DOCUMENT PASSAGE
:::::

Adi Parwa

Personal information
- Full name: I Nyoman Adi Parwa
- Date of birth: 4 May 1994 (age 32)
- Place of birth: Jimbaran, Indonesia
- Height: 1.79 m (5 ft 10 in)
- Position: Defender

Team information
- Current team: Persekabpas Pasuruan
- Number: 87

Youth career
- 2003: SSB Putra Perkanthi Jimbaran
- 2009: Villa 2000
- 2010: Perseden Denpasar
- 2012: PS Badung
- 2013: Persib Bandung

Senior career*
- Years: Team / Apps / (Gls)
- 2014: PS Badung / 3 / (0)
- 2015–2019: Bali United / 14 / (1)
- 2017: → Persikad Depok (loan) / 14 / (0)
- 2017: → Celebest (loan) / 11 / (0)
- 2019: → Sulut United (loan) / 8 / (1)
- 2019–2021: Sulut United / 1 / (0)
- 2021: Badak Lampung / 5 / (0)
- 2022–2023: PSDS Deli Serdang / 0 / (0)
- 2023–2024: Kartanegara / 0 / (0)
- 2024–: Persekabpas Pasuruan / 10 / (0)

:::::

Document layout analysis data
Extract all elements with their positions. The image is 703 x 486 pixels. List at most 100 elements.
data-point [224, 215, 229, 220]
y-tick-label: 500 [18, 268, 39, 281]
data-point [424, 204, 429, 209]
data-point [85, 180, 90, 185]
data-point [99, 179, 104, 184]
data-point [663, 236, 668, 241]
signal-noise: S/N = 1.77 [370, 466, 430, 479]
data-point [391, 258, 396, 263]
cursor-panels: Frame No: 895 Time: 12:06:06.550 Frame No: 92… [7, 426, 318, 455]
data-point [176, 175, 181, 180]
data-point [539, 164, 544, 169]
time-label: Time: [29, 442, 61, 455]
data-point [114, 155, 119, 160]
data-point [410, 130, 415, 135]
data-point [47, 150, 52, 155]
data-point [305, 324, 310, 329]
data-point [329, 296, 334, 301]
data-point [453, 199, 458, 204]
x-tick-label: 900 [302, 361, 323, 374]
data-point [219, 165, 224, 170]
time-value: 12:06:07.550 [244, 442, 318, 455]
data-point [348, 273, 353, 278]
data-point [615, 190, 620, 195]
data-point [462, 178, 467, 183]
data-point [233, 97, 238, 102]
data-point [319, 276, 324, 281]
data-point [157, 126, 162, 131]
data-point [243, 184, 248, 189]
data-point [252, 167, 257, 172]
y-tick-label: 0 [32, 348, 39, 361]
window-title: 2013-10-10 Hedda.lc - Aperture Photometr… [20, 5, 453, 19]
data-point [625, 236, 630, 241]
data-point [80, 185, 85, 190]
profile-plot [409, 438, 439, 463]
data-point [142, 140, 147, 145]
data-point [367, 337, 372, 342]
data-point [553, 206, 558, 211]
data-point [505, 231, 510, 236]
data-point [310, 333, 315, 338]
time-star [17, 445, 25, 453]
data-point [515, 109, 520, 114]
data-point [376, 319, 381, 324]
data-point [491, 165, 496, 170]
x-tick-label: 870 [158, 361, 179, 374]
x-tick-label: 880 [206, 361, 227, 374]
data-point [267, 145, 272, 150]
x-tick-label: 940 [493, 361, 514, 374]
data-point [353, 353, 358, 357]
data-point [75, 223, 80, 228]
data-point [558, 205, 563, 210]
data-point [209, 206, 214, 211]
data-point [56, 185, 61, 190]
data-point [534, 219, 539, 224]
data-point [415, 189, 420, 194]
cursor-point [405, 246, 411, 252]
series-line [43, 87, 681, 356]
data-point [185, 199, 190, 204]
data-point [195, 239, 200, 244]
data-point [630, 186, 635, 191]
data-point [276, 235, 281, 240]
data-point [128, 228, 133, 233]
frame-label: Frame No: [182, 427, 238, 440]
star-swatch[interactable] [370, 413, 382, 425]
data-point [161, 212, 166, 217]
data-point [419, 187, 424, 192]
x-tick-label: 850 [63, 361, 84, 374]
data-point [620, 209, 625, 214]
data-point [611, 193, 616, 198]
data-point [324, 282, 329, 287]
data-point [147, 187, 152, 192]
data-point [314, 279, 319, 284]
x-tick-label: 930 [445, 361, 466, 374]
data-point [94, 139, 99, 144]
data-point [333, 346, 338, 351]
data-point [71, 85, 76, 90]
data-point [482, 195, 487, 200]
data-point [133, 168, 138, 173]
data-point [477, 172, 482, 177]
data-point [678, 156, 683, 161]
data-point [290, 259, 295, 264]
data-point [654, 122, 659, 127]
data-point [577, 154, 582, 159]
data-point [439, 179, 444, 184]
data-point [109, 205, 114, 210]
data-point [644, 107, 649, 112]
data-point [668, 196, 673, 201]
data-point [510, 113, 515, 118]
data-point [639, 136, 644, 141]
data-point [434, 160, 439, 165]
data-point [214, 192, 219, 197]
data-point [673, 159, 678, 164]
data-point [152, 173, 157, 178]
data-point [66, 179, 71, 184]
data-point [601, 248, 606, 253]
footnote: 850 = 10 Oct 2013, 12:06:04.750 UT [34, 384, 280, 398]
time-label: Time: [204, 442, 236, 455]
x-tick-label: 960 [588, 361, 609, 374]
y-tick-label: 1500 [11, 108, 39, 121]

:::::

TASKS TO COMPLETE
1. According to the Adi Parwa profile, where was he born?
2. List every club named in the youth career section of the Adi Parwa profile.
3. Extend the Adi Parwa profile from the point where it stops.
The items were taken from a different source than the Adi Parwa profile.

RESULTS FOR EACH TASK
1. Jimbaran, Indonesia

2. SSB Putra Perkanthi Jimbaran, Villa 2000, Perseden Denpasar, PS Badung, Persib Bandung

3.
= Adi Parwa =

Indonesian association footballer

I Nyoman Adi Parwa (born 4 May 1994) is an Indonesian professional footballer who plays as a defender for Liga Nusantara club Persekabpas Pasuruan.

==Club career==
===Sulut United===
He was signed for Sulut United to play in Liga 2 in the 2020 season. This season was suspended on 27 March 2020 due to the COVID-19 pandemic. The season was abandoned and was declared void on 20 January 2021.

===Badak Lampung===
In 2021, Adi Parwa signed a contract with Indonesian Liga 2 club Badak Lampung. He made his league debut on 4 October against PSKC Cimahi at the Gelora Bung Karno Madya Stadium, Jakarta.